- [What you are asked to do]: Images must not appear in your copy; reproduce every other part of the records exactly.

- [Data rows]:
— Start —
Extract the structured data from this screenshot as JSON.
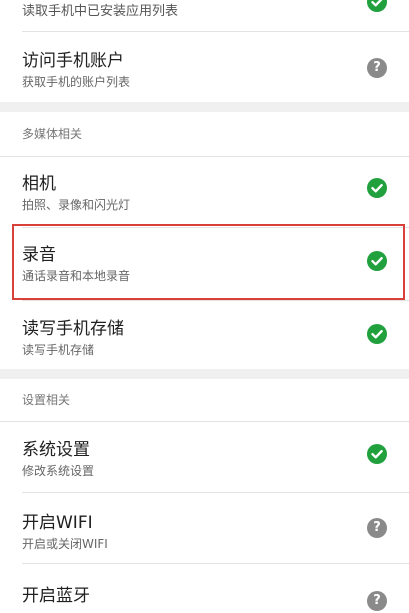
{
  "items": {
    "install_list": {
      "subtitle": "读取手机中已安装应用列表",
      "status": "granted"
    },
    "account": {
      "title": "访问手机账户",
      "subtitle": "获取手机的账户列表",
      "status": "unknown"
    },
    "camera": {
      "title": "相机",
      "subtitle": "拍照、录像和闪光灯",
      "status": "granted"
    },
    "record": {
      "title": "录音",
      "subtitle": "通话录音和本地录音",
      "status": "granted"
    },
    "storage": {
      "title": "读写手机存储",
      "subtitle": "读写手机存储",
      "status": "granted"
    },
    "system_settings": {
      "title": "系统设置",
      "subtitle": "修改系统设置",
      "status": "granted"
    },
    "wifi": {
      "title": "开启WIFI",
      "subtitle": "开启或关闭WIFI",
      "status": "unknown"
    },
    "bluetooth": {
      "title": "开启蓝牙",
      "status": "unknown"
    }
  },
  "sections": {
    "multimedia": "多媒体相关",
    "settings": "设置相关"
  },
  "icons": {
    "granted": "check-circle-icon",
    "unknown": "question-circle-icon"
  },
  "colors": {
    "granted": "#21a03e",
    "unknown": "#8a8a8a",
    "highlight": "#d9403a"
  },
  "help_glyph": "?"
}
— End —
- [Answer in full]:
Extract the structured data from this screenshot as JSON.
{
  "items": {
    "install_list": {
      "subtitle": "读取手机中已安装应用列表",
      "status": "granted"
    },
    "account": {
      "title": "访问手机账户",
      "subtitle": "获取手机的账户列表",
      "status": "unknown"
    },
    "camera": {
      "title": "相机",
      "subtitle": "拍照、录像和闪光灯",
      "status": "granted"
    },
    "record": {
      "title": "录音",
      "subtitle": "通话录音和本地录音",
      "status": "granted"
    },
    "storage": {
      "title": "读写手机存储",
      "subtitle": "读写手机存储",
      "status": "granted"
    },
    "system_settings": {
      "title": "系统设置",
      "subtitle": "修改系统设置",
      "status": "granted"
    },
    "wifi": {
      "title": "开启WIFI",
      "subtitle": "开启或关闭WIFI",
      "status": "unknown"
    },
    "bluetooth": {
      "title": "开启蓝牙",
      "status": "unknown"
    }
  },
  "sections": {
    "multimedia": "多媒体相关",
    "settings": "设置相关"
  },
  "icons": {
    "granted": "check-circle-icon",
    "unknown": "question-circle-icon"
  },
  "colors": {
    "granted": "#21a03e",
    "unknown": "#8a8a8a",
    "highlight": "#d9403a"
  },
  "help_glyph": "?"
}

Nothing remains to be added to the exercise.